Stored entries
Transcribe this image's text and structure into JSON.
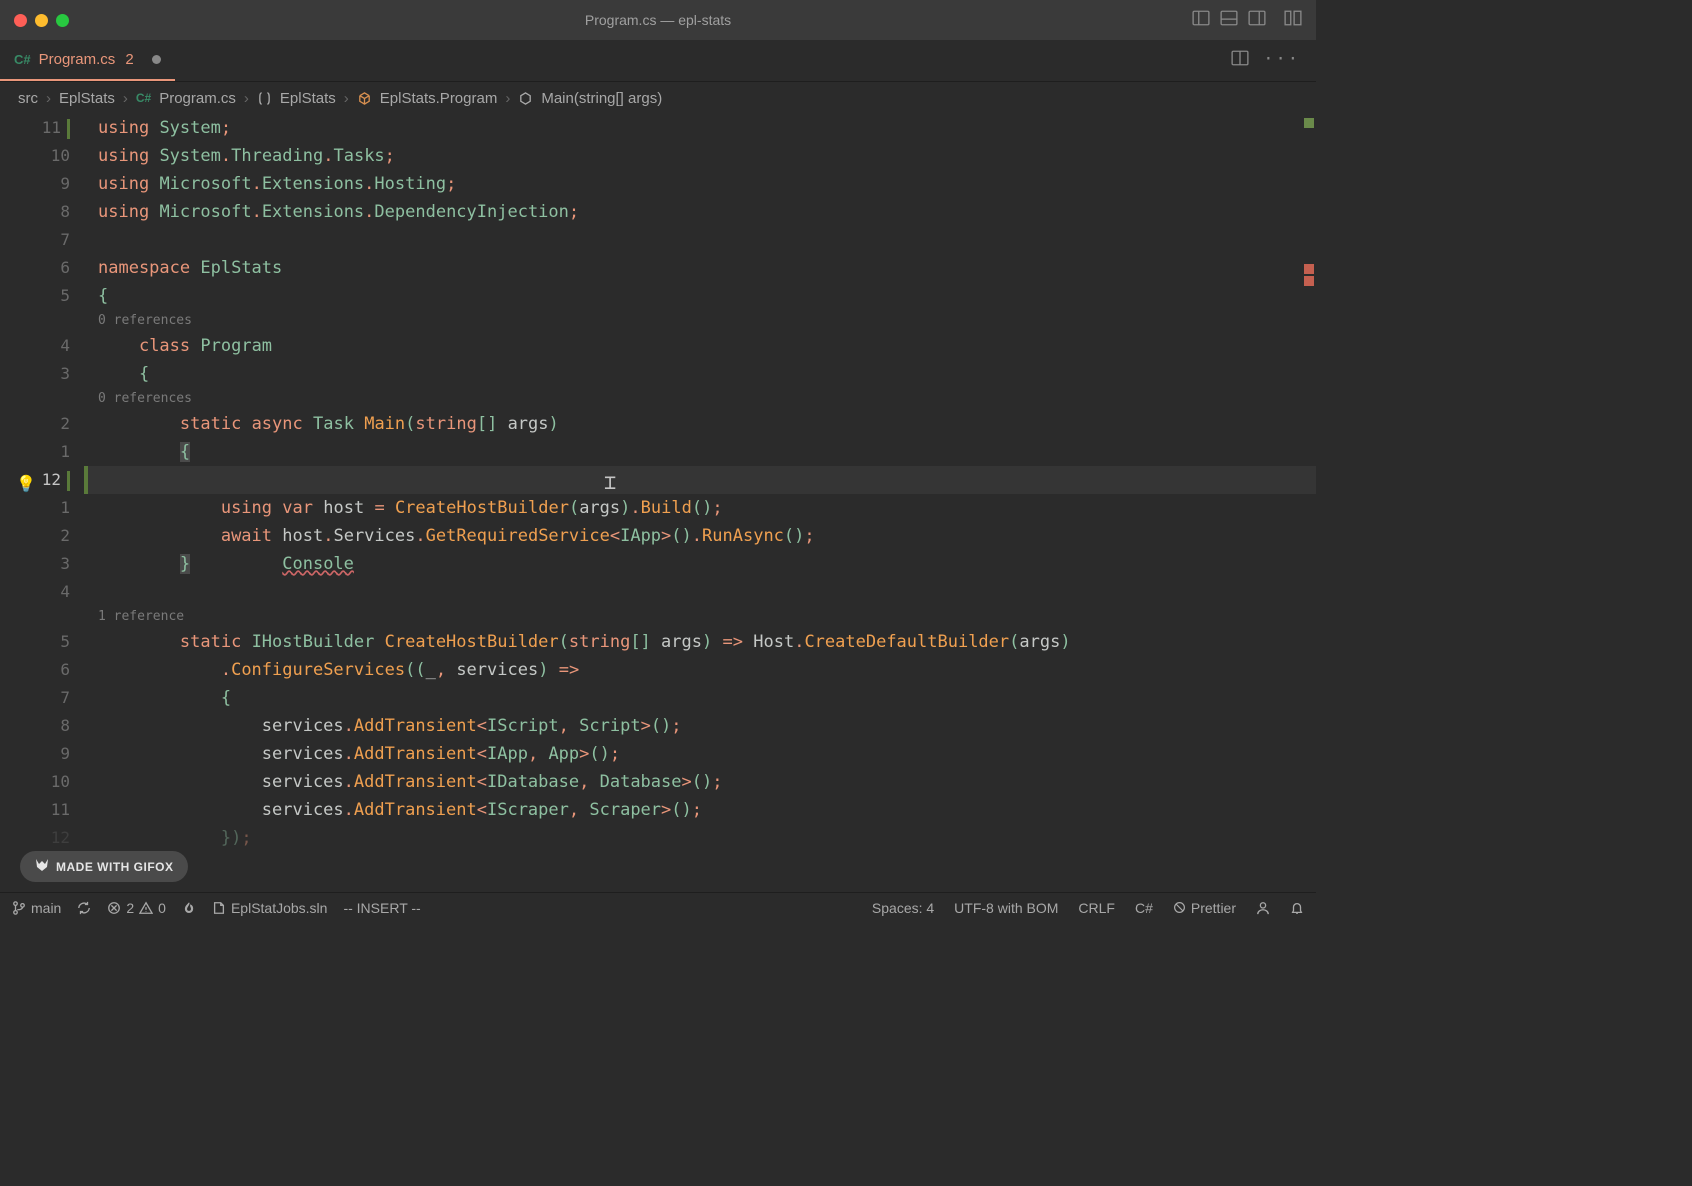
{
  "window": {
    "title": "Program.cs — epl-stats"
  },
  "tab": {
    "icon": "C#",
    "name": "Program.cs",
    "problems": "2"
  },
  "breadcrumb": {
    "p0": "src",
    "p1": "EplStats",
    "p2": "Program.cs",
    "p3": "EplStats",
    "p4": "EplStats.Program",
    "p5": "Main(string[] args)"
  },
  "gutter": [
    "11",
    "10",
    "9",
    "8",
    "7",
    "6",
    "5",
    "",
    "4",
    "3",
    "",
    "2",
    "1",
    "12",
    "1",
    "2",
    "3",
    "4",
    "",
    "5",
    "6",
    "7",
    "8",
    "9",
    "10",
    "11",
    "",
    "12"
  ],
  "codelens": {
    "r0": "0 references",
    "r1": "0 references",
    "r2": "1 reference"
  },
  "tokens": {
    "using": "using",
    "namespace": "namespace",
    "class": "class",
    "static": "static",
    "async": "async",
    "await": "await",
    "var": "var",
    "system": "System",
    "threading": "Threading",
    "tasks": "Tasks",
    "microsoft": "Microsoft",
    "extensions": "Extensions",
    "hosting": "Hosting",
    "di": "DependencyInjection",
    "eplstats": "EplStats",
    "program": "Program",
    "task": "Task",
    "main": "Main",
    "string": "string",
    "args": "args",
    "console": "Console",
    "host_l": "host",
    "chb": "CreateHostBuilder",
    "build": "Build",
    "services_prop": "Services",
    "grs": "GetRequiredService",
    "iapp": "IApp",
    "runasync": "RunAsync",
    "ihb": "IHostBuilder",
    "arrow": "=>",
    "host_ns": "Host",
    "cdb": "CreateDefaultBuilder",
    "cfg": "ConfigureServices",
    "underscore": "_",
    "services": "services",
    "addt": "AddTransient",
    "iscript": "IScript",
    "script": "Script",
    "app": "App",
    "idatabase": "IDatabase",
    "database": "Database",
    "iscraper": "IScraper",
    "scraper": "Scraper"
  },
  "status": {
    "branch": "main",
    "errors": "2",
    "warnings": "0",
    "file": "EplStatJobs.sln",
    "mode": "-- INSERT --",
    "spaces": "Spaces: 4",
    "encoding": "UTF-8 with BOM",
    "eol": "CRLF",
    "lang": "C#",
    "prettier": "Prettier"
  },
  "badge": {
    "text": "MADE WITH GIFOX"
  }
}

## Given task
Without including any pictures, please restate all the records exactly.

## Response to the task
Transcribe this image's text and structure into JSON.
{
  "window": {
    "title": "Program.cs — epl-stats"
  },
  "tab": {
    "icon": "C#",
    "name": "Program.cs",
    "problems": "2"
  },
  "breadcrumb": {
    "p0": "src",
    "p1": "EplStats",
    "p2": "Program.cs",
    "p3": "EplStats",
    "p4": "EplStats.Program",
    "p5": "Main(string[] args)"
  },
  "gutter": [
    "11",
    "10",
    "9",
    "8",
    "7",
    "6",
    "5",
    "",
    "4",
    "3",
    "",
    "2",
    "1",
    "12",
    "1",
    "2",
    "3",
    "4",
    "",
    "5",
    "6",
    "7",
    "8",
    "9",
    "10",
    "11",
    "",
    "12"
  ],
  "codelens": {
    "r0": "0 references",
    "r1": "0 references",
    "r2": "1 reference"
  },
  "tokens": {
    "using": "using",
    "namespace": "namespace",
    "class": "class",
    "static": "static",
    "async": "async",
    "await": "await",
    "var": "var",
    "system": "System",
    "threading": "Threading",
    "tasks": "Tasks",
    "microsoft": "Microsoft",
    "extensions": "Extensions",
    "hosting": "Hosting",
    "di": "DependencyInjection",
    "eplstats": "EplStats",
    "program": "Program",
    "task": "Task",
    "main": "Main",
    "string": "string",
    "args": "args",
    "console": "Console",
    "host_l": "host",
    "chb": "CreateHostBuilder",
    "build": "Build",
    "services_prop": "Services",
    "grs": "GetRequiredService",
    "iapp": "IApp",
    "runasync": "RunAsync",
    "ihb": "IHostBuilder",
    "arrow": "=>",
    "host_ns": "Host",
    "cdb": "CreateDefaultBuilder",
    "cfg": "ConfigureServices",
    "underscore": "_",
    "services": "services",
    "addt": "AddTransient",
    "iscript": "IScript",
    "script": "Script",
    "app": "App",
    "idatabase": "IDatabase",
    "database": "Database",
    "iscraper": "IScraper",
    "scraper": "Scraper"
  },
  "status": {
    "branch": "main",
    "errors": "2",
    "warnings": "0",
    "file": "EplStatJobs.sln",
    "mode": "-- INSERT --",
    "spaces": "Spaces: 4",
    "encoding": "UTF-8 with BOM",
    "eol": "CRLF",
    "lang": "C#",
    "prettier": "Prettier"
  },
  "badge": {
    "text": "MADE WITH GIFOX"
  }
}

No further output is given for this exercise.